Problem statement = Write out every entry exactly as it stands.
+--
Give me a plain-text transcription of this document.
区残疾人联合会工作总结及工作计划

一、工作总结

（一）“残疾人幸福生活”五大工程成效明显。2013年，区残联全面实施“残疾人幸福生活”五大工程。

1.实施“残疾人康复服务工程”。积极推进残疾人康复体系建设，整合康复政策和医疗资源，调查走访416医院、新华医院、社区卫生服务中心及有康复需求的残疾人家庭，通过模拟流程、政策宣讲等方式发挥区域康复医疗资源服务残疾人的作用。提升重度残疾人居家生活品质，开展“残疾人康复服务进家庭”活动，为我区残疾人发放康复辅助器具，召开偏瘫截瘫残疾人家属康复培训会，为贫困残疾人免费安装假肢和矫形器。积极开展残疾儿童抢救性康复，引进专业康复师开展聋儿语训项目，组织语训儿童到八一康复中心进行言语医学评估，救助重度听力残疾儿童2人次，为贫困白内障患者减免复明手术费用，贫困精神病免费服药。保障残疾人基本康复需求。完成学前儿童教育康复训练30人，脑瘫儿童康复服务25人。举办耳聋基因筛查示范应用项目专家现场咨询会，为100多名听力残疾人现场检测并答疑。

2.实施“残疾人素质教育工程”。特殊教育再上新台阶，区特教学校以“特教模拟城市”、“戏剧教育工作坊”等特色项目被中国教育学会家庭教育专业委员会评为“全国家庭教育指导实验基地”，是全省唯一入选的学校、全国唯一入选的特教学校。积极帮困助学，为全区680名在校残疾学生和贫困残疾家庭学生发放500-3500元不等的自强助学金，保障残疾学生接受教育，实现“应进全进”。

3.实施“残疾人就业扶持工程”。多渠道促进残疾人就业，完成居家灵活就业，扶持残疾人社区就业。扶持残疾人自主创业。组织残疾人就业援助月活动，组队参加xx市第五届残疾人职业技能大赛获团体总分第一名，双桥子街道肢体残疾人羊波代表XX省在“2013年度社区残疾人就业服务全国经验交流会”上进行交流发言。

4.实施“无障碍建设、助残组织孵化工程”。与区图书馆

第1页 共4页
+--
Task result =
Give me a plain-text transcription of this document.
区残疾人联合会工作总结及工作计划

一、工作总结

（一）“残疾人幸福生活”五大工程成效明显。2013年，区残联全面实施“残疾人幸福生活”五大工程。

1.实施“残疾人康复服务工程”。积极推进残疾人康复体系建设，整合康复政策和医疗资源，调查走访416医院、新华医院、社区卫生服务中心及有康复需求的残疾人家庭，通过模拟流程、政策宣讲等方式发挥区域康复医疗资源服务残疾人的作用。提升重度残疾人居家生活品质，开展“残疾人康复服务进家庭”活动，为我区残疾人发放康复辅助器具，召开偏瘫截瘫残疾人家属康复培训会，为贫困残疾人免费安装假肢和矫形器。积极开展残疾儿童抢救性康复，引进专业康复师开展聋儿语训项目，组织语训儿童到八一康复中心进行言语医学评估，救助重度听力残疾儿童2人次，为贫困白内障患者减免复明手术费用，贫困精神病免费服药。保障残疾人基本康复需求。完成学前儿童教育康复训练30人，脑瘫儿童康复服务25人。举办耳聋基因筛查示范应用项目专家现场咨询会，为100多名听力残疾人现场检测并答疑。

2.实施“残疾人素质教育工程”。特殊教育再上新台阶，区特教学校以“特教模拟城市”、“戏剧教育工作坊”等特色项目被中国教育学会家庭教育专业委员会评为“全国家庭教育指导实验基地”，是全省唯一入选的学校、全国唯一入选的特教学校。积极帮困助学，为全区680名在校残疾学生和贫困残疾家庭学生发放500-3500元不等的自强助学金，保障残疾学生接受教育，实现“应进全进”。

3.实施“残疾人就业扶持工程”。多渠道促进残疾人就业，完成居家灵活就业，扶持残疾人社区就业。扶持残疾人自主创业。组织残疾人就业援助月活动，组队参加xx市第五届残疾人职业技能大赛获团体总分第一名，双桥子街道肢体残疾人羊波代表XX省在“2013年度社区残疾人就业服务全国经验交流会”上进行交流发言。

4.实施“无障碍建设、助残组织孵化工程”。与区图书馆

第1页 共4页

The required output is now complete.